◆ **What the task requires**
Reproduce every entry that follows word for word, but omit the images.
-- Start Raw records --
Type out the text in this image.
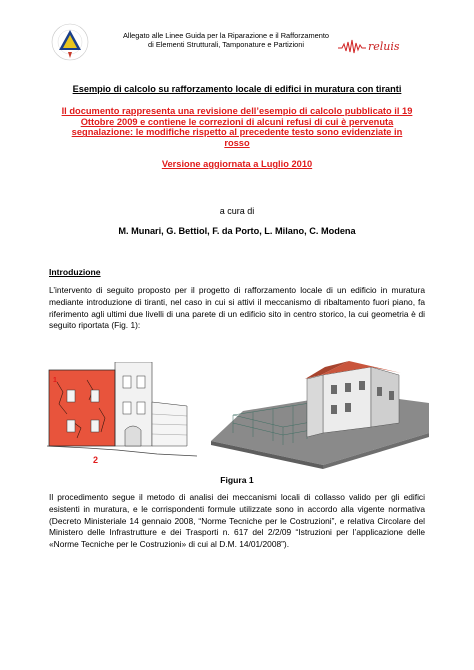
Allegato alle Linee Guida per la Riparazione e il Rafforzamento
di Elementi Strutturali, Tamponature e Partizioni	reluis
Esempio di calcolo su rafforzamento locale di edifici in muratura con tiranti
Il documento rappresenta una revisione dell’esempio di calcolo pubblicato il 19 Ottobre 2009 e contiene le correzioni di alcuni refusi di cui è pervenuta segnalazione: le modifiche rispetto al precedente testo sono evidenziate in rosso
Versione aggiornata a Luglio 2010
a cura di
M. Munari, G. Bettiol, F. da Porto, L. Milano, C. Modena
Introduzione
L’intervento di seguito proposto per il progetto di rafforzamento locale di un edificio in muratura mediante introduzione di tiranti, nel caso in cui si attivi il meccanismo di ribaltamento fuori piano, fa riferimento agli ultimi due livelli di una parete di un edificio sito in centro storico, la cui geometria è di seguito riportata (Fig. 1):
2
1
Figura 1
Il procedimento segue il metodo di analisi dei meccanismi locali di collasso valido per gli edifici esistenti in muratura, e le corrispondenti formule utilizzate sono in accordo alla vigente normativa (Decreto Ministeriale 14 gennaio 2008, “Norme Tecniche per le Costruzioni”, e relativa Circolare del Ministero delle Infrastrutture e dei Trasporti n. 617 del 2/2/09 “Istruzioni per l’applicazione delle «Norme Tecniche per le Costruzioni» di cui al D.M. 14/01/2008”).
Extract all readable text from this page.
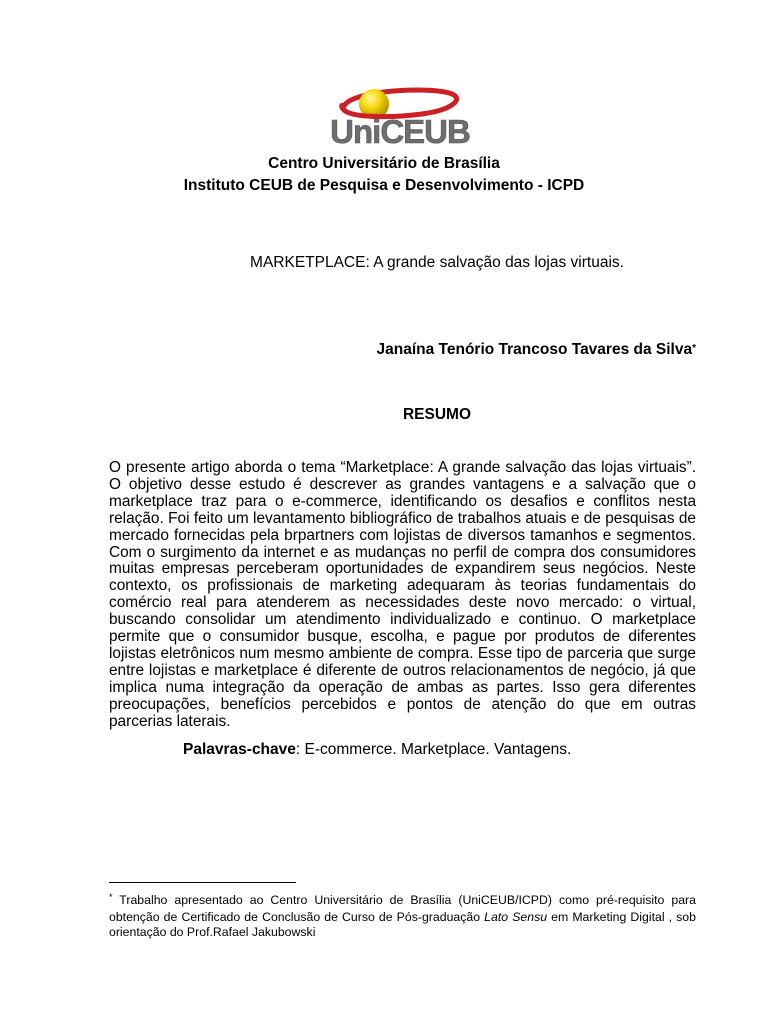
UniCEUB

Centro Universitário de Brasília

Instituto CEUB de Pesquisa e Desenvolvimento - ICPD

MARKETPLACE: A grande salvação das lojas virtuais.

Janaína Tenório Trancoso Tavares da Silva*

RESUMO

O presente artigo aborda o tema “Marketplace: A grande salvação das lojas virtuais”. O objetivo desse estudo é descrever as grandes vantagens e a salvação que o marketplace traz para o e-commerce, identificando os desafios e conflitos nesta relação. Foi feito um levantamento bibliográfico de trabalhos atuais e de pesquisas de mercado fornecidas pela brpartners com lojistas de diversos tamanhos e segmentos. Com o surgimento da internet e as mudanças no perfil de compra dos consumidores muitas empresas perceberam oportunidades de expandirem seus negócios. Neste contexto, os profissionais de marketing adequaram às teorias fundamentais do comércio real para atenderem as necessidades deste novo mercado: o virtual, buscando consolidar um atendimento individualizado e continuo. O marketplace permite que o consumidor busque, escolha, e pague por produtos de diferentes lojistas eletrônicos num mesmo ambiente de compra. Esse tipo de parceria que surge entre lojistas e marketplace é diferente de outros relacionamentos de negócio, já que implica numa integração da operação de ambas as partes. Isso gera diferentes preocupações, benefícios percebidos e pontos de atenção do que em outras parcerias laterais.

Palavras-chave: E-commerce. Marketplace. Vantagens.

* Trabalho apresentado ao Centro Universitário de Brasília (UniCEUB/ICPD) como pré-requisito para obtenção de Certificado de Conclusão de Curso de Pós-graduação Lato Sensu em Marketing Digital , sob orientação do Prof.Rafael Jakubowski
-- End Raw records --
◆ **Completed exercise**
Type out the text in this image.
Allegato alle Linee Guida per la Riparazione e il Rafforzamento
di Elementi Strutturali, Tamponature e Partizioni	reluis
Esempio di calcolo su rafforzamento locale di edifici in muratura con tiranti
Il documento rappresenta una revisione dell’esempio di calcolo pubblicato il 19 Ottobre 2009 e contiene le correzioni di alcuni refusi di cui è pervenuta segnalazione: le modifiche rispetto al precedente testo sono evidenziate in rosso
Versione aggiornata a Luglio 2010
a cura di
M. Munari, G. Bettiol, F. da Porto, L. Milano, C. Modena
Introduzione
L’intervento di seguito proposto per il progetto di rafforzamento locale di un edificio in muratura mediante introduzione di tiranti, nel caso in cui si attivi il meccanismo di ribaltamento fuori piano, fa riferimento agli ultimi due livelli di una parete di un edificio sito in centro storico, la cui geometria è di seguito riportata (Fig. 1):
2
1
Figura 1
Il procedimento segue il metodo di analisi dei meccanismi locali di collasso valido per gli edifici esistenti in muratura, e le corrispondenti formule utilizzate sono in accordo alla vigente normativa (Decreto Ministeriale 14 gennaio 2008, “Norme Tecniche per le Costruzioni”, e relativa Circolare del Ministero delle Infrastrutture e dei Trasporti n. 617 del 2/2/09 “Istruzioni per l’applicazione delle «Norme Tecniche per le Costruzioni» di cui al D.M. 14/01/2008”).
Extract all readable text from this page.
UniCEUB

Centro Universitário de Brasília

Instituto CEUB de Pesquisa e Desenvolvimento - ICPD

MARKETPLACE: A grande salvação das lojas virtuais.

Janaína Tenório Trancoso Tavares da Silva*

RESUMO

O presente artigo aborda o tema “Marketplace: A grande salvação das lojas virtuais”. O objetivo desse estudo é descrever as grandes vantagens e a salvação que o marketplace traz para o e-commerce, identificando os desafios e conflitos nesta relação. Foi feito um levantamento bibliográfico de trabalhos atuais e de pesquisas de mercado fornecidas pela brpartners com lojistas de diversos tamanhos e segmentos. Com o surgimento da internet e as mudanças no perfil de compra dos consumidores muitas empresas perceberam oportunidades de expandirem seus negócios. Neste contexto, os profissionais de marketing adequaram às teorias fundamentais do comércio real para atenderem as necessidades deste novo mercado: o virtual, buscando consolidar um atendimento individualizado e continuo. O marketplace permite que o consumidor busque, escolha, e pague por produtos de diferentes lojistas eletrônicos num mesmo ambiente de compra. Esse tipo de parceria que surge entre lojistas e marketplace é diferente de outros relacionamentos de negócio, já que implica numa integração da operação de ambas as partes. Isso gera diferentes preocupações, benefícios percebidos e pontos de atenção do que em outras parcerias laterais.

Palavras-chave: E-commerce. Marketplace. Vantagens.

* Trabalho apresentado ao Centro Universitário de Brasília (UniCEUB/ICPD) como pré-requisito para obtenção de Certificado de Conclusão de Curso de Pós-graduação Lato Sensu em Marketing Digital , sob orientação do Prof.Rafael Jakubowski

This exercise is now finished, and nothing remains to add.